• What is needed:
Reproduce all records verbatim.
====== Dataset
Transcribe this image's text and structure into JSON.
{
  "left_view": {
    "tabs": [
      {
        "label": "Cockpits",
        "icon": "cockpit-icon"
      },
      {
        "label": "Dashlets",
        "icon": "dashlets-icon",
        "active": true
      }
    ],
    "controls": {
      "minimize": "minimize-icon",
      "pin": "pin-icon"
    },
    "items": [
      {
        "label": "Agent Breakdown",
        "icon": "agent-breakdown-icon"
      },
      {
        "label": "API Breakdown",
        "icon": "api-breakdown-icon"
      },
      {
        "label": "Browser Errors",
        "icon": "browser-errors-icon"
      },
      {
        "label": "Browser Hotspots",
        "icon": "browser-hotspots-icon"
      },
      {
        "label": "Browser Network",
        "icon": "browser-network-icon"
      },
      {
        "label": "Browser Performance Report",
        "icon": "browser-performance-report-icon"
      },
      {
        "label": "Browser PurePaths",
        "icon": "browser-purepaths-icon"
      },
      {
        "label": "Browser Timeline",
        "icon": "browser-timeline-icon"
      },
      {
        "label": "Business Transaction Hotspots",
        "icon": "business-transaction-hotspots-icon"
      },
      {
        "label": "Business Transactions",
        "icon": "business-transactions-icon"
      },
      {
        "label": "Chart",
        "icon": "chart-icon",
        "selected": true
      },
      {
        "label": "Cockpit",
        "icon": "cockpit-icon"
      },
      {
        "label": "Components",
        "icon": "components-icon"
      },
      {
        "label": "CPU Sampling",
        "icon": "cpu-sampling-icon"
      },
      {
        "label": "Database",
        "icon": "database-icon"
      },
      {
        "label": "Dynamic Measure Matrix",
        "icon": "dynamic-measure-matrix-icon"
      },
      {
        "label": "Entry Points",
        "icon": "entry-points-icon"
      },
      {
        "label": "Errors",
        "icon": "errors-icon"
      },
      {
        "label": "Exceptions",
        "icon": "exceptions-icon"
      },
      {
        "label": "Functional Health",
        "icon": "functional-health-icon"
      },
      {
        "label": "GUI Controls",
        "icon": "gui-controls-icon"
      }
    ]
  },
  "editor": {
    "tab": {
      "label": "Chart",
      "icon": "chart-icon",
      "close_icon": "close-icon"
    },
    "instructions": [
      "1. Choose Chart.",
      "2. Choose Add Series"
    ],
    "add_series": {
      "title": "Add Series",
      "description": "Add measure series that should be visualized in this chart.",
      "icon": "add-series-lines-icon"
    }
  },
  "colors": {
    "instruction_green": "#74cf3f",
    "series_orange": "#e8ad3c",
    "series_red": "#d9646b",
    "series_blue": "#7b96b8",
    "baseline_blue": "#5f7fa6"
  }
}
============
• Solution to this problem:
Transcribe this image's text and structure into JSON.
{
  "left_view": {
    "tabs": [
      {
        "label": "Cockpits",
        "icon": "cockpit-icon"
      },
      {
        "label": "Dashlets",
        "icon": "dashlets-icon",
        "active": true
      }
    ],
    "controls": {
      "minimize": "minimize-icon",
      "pin": "pin-icon"
    },
    "items": [
      {
        "label": "Agent Breakdown",
        "icon": "agent-breakdown-icon"
      },
      {
        "label": "API Breakdown",
        "icon": "api-breakdown-icon"
      },
      {
        "label": "Browser Errors",
        "icon": "browser-errors-icon"
      },
      {
        "label": "Browser Hotspots",
        "icon": "browser-hotspots-icon"
      },
      {
        "label": "Browser Network",
        "icon": "browser-network-icon"
      },
      {
        "label": "Browser Performance Report",
        "icon": "browser-performance-report-icon"
      },
      {
        "label": "Browser PurePaths",
        "icon": "browser-purepaths-icon"
      },
      {
        "label": "Browser Timeline",
        "icon": "browser-timeline-icon"
      },
      {
        "label": "Business Transaction Hotspots",
        "icon": "business-transaction-hotspots-icon"
      },
      {
        "label": "Business Transactions",
        "icon": "business-transactions-icon"
      },
      {
        "label": "Chart",
        "icon": "chart-icon",
        "selected": true
      },
      {
        "label": "Cockpit",
        "icon": "cockpit-icon"
      },
      {
        "label": "Components",
        "icon": "components-icon"
      },
      {
        "label": "CPU Sampling",
        "icon": "cpu-sampling-icon"
      },
      {
        "label": "Database",
        "icon": "database-icon"
      },
      {
        "label": "Dynamic Measure Matrix",
        "icon": "dynamic-measure-matrix-icon"
      },
      {
        "label": "Entry Points",
        "icon": "entry-points-icon"
      },
      {
        "label": "Errors",
        "icon": "errors-icon"
      },
      {
        "label": "Exceptions",
        "icon": "exceptions-icon"
      },
      {
        "label": "Functional Health",
        "icon": "functional-health-icon"
      },
      {
        "label": "GUI Controls",
        "icon": "gui-controls-icon"
      }
    ]
  },
  "editor": {
    "tab": {
      "label": "Chart",
      "icon": "chart-icon",
      "close_icon": "close-icon"
    },
    "instructions": [
      "1. Choose Chart.",
      "2. Choose Add Series"
    ],
    "add_series": {
      "title": "Add Series",
      "description": "Add measure series that should be visualized in this chart.",
      "icon": "add-series-lines-icon"
    }
  },
  "colors": {
    "instruction_green": "#74cf3f",
    "series_orange": "#e8ad3c",
    "series_red": "#d9646b",
    "series_blue": "#7b96b8",
    "baseline_blue": "#5f7fa6"
  }
}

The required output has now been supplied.